■ TASK TO CARRY OUT ■
Repeat each line of the material below exactly as it appears, minus any pictures.

■ INFORMATION SUPPLIED ■

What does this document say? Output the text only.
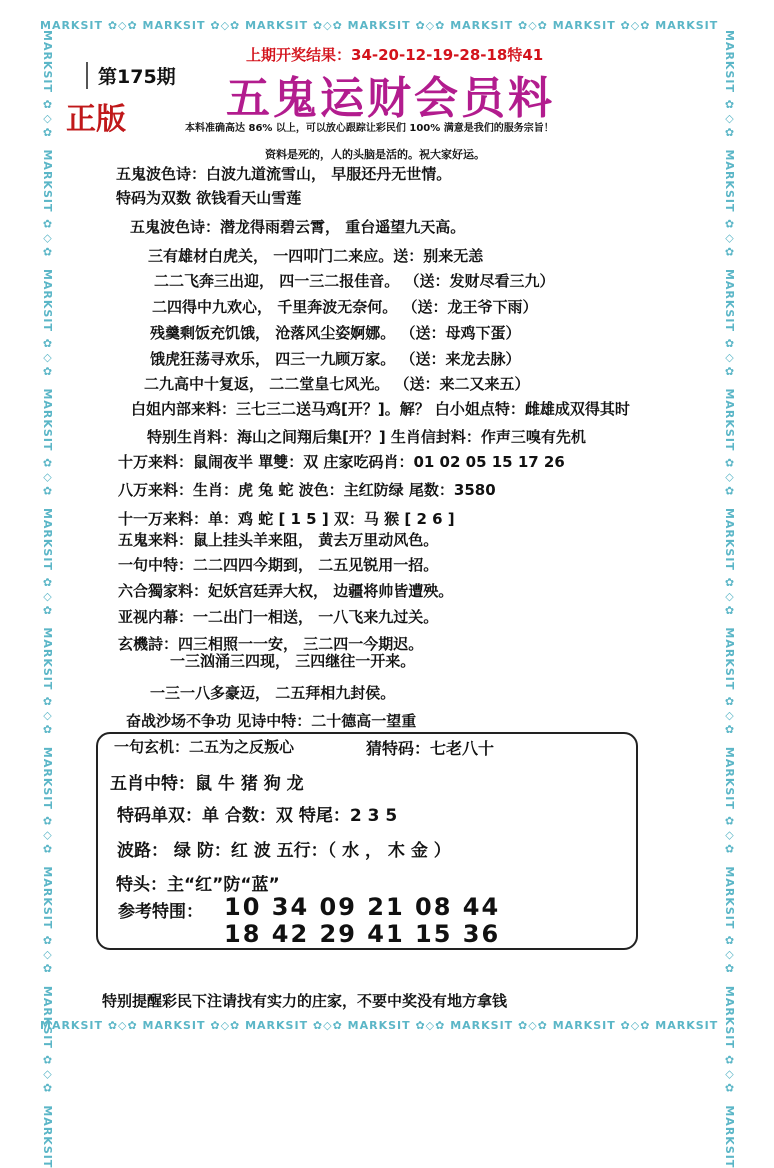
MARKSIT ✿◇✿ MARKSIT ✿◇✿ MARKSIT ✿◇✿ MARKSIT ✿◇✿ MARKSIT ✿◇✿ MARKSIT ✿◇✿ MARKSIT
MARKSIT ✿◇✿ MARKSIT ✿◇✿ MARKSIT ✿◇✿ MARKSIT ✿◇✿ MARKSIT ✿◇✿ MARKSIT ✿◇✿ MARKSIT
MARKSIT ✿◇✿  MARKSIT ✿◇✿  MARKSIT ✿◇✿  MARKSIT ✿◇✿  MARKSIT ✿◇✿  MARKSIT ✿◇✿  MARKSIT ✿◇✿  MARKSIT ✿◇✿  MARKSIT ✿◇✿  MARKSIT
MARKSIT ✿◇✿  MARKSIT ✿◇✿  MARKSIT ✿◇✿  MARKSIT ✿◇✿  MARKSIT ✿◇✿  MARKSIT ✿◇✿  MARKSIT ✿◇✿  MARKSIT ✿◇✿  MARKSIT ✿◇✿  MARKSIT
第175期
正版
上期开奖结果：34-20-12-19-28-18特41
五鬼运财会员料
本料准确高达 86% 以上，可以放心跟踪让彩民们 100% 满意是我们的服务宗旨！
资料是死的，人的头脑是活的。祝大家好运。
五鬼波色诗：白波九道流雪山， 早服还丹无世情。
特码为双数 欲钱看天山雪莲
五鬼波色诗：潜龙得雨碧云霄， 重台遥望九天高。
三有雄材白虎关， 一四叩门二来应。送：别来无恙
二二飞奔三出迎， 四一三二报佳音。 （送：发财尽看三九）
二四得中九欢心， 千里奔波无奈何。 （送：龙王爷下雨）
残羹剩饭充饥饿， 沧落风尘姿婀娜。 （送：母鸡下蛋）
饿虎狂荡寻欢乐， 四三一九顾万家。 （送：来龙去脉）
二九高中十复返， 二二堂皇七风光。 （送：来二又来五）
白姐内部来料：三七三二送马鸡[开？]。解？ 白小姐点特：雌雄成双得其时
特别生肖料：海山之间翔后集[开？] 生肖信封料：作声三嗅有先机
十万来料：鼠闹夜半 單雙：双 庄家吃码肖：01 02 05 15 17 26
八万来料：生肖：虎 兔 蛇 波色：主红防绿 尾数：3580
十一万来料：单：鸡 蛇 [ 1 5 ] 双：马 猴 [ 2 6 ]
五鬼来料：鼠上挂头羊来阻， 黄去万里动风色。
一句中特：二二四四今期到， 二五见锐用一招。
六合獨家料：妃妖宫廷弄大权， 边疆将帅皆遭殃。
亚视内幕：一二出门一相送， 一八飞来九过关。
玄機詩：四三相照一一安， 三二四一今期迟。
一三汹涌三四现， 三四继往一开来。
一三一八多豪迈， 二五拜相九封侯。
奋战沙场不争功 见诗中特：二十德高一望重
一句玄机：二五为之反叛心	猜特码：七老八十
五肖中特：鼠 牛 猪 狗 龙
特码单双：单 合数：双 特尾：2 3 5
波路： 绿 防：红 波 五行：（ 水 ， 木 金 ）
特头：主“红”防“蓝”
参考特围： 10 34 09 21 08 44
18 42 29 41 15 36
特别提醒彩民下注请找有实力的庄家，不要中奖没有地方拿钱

■ REPLY ■
What does this document say? Output the text only.
MARKSIT ✿◇✿ MARKSIT ✿◇✿ MARKSIT ✿◇✿ MARKSIT ✿◇✿ MARKSIT ✿◇✿ MARKSIT ✿◇✿ MARKSIT
MARKSIT ✿◇✿ MARKSIT ✿◇✿ MARKSIT ✿◇✿ MARKSIT ✿◇✿ MARKSIT ✿◇✿ MARKSIT ✿◇✿ MARKSIT
MARKSIT ✿◇✿  MARKSIT ✿◇✿  MARKSIT ✿◇✿  MARKSIT ✿◇✿  MARKSIT ✿◇✿  MARKSIT ✿◇✿  MARKSIT ✿◇✿  MARKSIT ✿◇✿  MARKSIT ✿◇✿  MARKSIT
MARKSIT ✿◇✿  MARKSIT ✿◇✿  MARKSIT ✿◇✿  MARKSIT ✿◇✿  MARKSIT ✿◇✿  MARKSIT ✿◇✿  MARKSIT ✿◇✿  MARKSIT ✿◇✿  MARKSIT ✿◇✿  MARKSIT
第175期
正版
上期开奖结果：34-20-12-19-28-18特41
五鬼运财会员料
本料准确高达 86% 以上，可以放心跟踪让彩民们 100% 满意是我们的服务宗旨！
资料是死的，人的头脑是活的。祝大家好运。
五鬼波色诗：白波九道流雪山， 早服还丹无世情。
特码为双数 欲钱看天山雪莲
五鬼波色诗：潜龙得雨碧云霄， 重台遥望九天高。
三有雄材白虎关， 一四叩门二来应。送：别来无恙
二二飞奔三出迎， 四一三二报佳音。 （送：发财尽看三九）
二四得中九欢心， 千里奔波无奈何。 （送：龙王爷下雨）
残羹剩饭充饥饿， 沧落风尘姿婀娜。 （送：母鸡下蛋）
饿虎狂荡寻欢乐， 四三一九顾万家。 （送：来龙去脉）
二九高中十复返， 二二堂皇七风光。 （送：来二又来五）
白姐内部来料：三七三二送马鸡[开？]。解？ 白小姐点特：雌雄成双得其时
特别生肖料：海山之间翔后集[开？] 生肖信封料：作声三嗅有先机
十万来料：鼠闹夜半 單雙：双 庄家吃码肖：01 02 05 15 17 26
八万来料：生肖：虎 兔 蛇 波色：主红防绿 尾数：3580
十一万来料：单：鸡 蛇 [ 1 5 ] 双：马 猴 [ 2 6 ]
五鬼来料：鼠上挂头羊来阻， 黄去万里动风色。
一句中特：二二四四今期到， 二五见锐用一招。
六合獨家料：妃妖宫廷弄大权， 边疆将帅皆遭殃。
亚视内幕：一二出门一相送， 一八飞来九过关。
玄機詩：四三相照一一安， 三二四一今期迟。
一三汹涌三四现， 三四继往一开来。
一三一八多豪迈， 二五拜相九封侯。
奋战沙场不争功 见诗中特：二十德高一望重
一句玄机：二五为之反叛心	猜特码：七老八十
五肖中特：鼠 牛 猪 狗 龙
特码单双：单 合数：双 特尾：2 3 5
波路： 绿 防：红 波 五行：（ 水 ， 木 金 ）
特头：主“红”防“蓝”
参考特围： 10 34 09 21 08 44
18 42 29 41 15 36
特别提醒彩民下注请找有实力的庄家，不要中奖没有地方拿钱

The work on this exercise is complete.